-------- DATA FOR THIS EXERCISE

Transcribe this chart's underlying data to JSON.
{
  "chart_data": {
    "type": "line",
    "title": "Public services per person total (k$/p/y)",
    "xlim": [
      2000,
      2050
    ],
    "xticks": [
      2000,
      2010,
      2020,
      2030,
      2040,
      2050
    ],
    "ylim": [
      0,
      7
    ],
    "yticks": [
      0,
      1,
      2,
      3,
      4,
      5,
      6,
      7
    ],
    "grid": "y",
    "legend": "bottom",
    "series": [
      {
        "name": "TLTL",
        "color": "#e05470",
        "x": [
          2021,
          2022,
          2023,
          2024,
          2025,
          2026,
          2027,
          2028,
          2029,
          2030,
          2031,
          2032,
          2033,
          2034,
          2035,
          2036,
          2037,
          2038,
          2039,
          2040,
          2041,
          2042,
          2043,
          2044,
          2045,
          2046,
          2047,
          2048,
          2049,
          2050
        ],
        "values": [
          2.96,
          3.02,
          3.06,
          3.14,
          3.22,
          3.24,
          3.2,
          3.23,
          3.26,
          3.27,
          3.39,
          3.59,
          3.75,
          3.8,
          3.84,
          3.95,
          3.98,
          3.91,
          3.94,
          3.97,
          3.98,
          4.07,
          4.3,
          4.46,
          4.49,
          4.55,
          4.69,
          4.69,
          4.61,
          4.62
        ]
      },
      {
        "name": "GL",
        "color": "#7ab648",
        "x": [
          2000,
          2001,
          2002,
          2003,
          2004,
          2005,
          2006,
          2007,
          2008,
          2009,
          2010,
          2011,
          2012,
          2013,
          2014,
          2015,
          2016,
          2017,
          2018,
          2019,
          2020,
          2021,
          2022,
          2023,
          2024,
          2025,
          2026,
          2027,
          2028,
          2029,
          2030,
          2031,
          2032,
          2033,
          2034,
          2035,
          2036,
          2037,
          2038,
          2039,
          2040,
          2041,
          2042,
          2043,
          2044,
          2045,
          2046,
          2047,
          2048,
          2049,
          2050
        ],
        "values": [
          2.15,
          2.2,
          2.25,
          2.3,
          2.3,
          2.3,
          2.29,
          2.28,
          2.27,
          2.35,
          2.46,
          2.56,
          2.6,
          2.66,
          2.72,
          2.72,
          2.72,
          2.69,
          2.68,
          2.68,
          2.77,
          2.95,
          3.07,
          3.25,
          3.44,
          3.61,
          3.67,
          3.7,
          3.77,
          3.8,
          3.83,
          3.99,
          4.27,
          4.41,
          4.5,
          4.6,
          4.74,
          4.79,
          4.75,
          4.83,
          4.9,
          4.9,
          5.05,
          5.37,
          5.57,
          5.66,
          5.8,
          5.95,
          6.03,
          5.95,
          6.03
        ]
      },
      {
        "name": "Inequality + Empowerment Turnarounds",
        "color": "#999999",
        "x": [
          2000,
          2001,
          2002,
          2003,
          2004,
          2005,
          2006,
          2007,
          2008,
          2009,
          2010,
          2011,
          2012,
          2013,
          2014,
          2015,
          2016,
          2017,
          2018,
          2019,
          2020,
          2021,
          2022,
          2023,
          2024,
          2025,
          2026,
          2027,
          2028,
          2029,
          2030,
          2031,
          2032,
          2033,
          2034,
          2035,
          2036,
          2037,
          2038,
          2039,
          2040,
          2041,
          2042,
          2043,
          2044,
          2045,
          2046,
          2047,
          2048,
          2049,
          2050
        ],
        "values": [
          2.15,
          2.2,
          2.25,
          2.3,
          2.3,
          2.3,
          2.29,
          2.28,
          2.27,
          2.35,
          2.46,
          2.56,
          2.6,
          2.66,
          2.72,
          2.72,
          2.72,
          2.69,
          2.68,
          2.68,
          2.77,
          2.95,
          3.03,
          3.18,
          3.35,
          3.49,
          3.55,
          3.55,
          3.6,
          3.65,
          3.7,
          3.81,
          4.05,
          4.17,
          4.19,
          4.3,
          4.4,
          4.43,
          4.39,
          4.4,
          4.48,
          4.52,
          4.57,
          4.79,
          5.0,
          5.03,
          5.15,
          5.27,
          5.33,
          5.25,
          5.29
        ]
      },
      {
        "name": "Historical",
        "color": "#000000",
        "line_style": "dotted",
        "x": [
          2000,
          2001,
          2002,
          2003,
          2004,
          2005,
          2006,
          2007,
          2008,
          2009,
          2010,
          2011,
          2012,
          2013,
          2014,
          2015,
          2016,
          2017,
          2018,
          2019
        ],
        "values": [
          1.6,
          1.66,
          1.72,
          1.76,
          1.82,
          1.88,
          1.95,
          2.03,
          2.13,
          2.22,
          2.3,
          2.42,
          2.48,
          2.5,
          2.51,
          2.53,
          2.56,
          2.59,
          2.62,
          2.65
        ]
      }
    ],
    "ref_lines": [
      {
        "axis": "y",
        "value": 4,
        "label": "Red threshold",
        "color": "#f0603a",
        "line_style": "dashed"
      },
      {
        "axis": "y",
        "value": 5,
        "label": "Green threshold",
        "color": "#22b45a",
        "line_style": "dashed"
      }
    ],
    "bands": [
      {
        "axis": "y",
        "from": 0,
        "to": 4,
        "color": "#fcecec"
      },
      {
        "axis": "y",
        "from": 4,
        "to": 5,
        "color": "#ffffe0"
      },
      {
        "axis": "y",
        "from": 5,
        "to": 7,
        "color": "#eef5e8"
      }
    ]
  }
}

----------------

WRITTEN PROBLEM ::
Give only the number of lines in the records that contain the string "threshold".

PROBLEM SOLUTION ::
2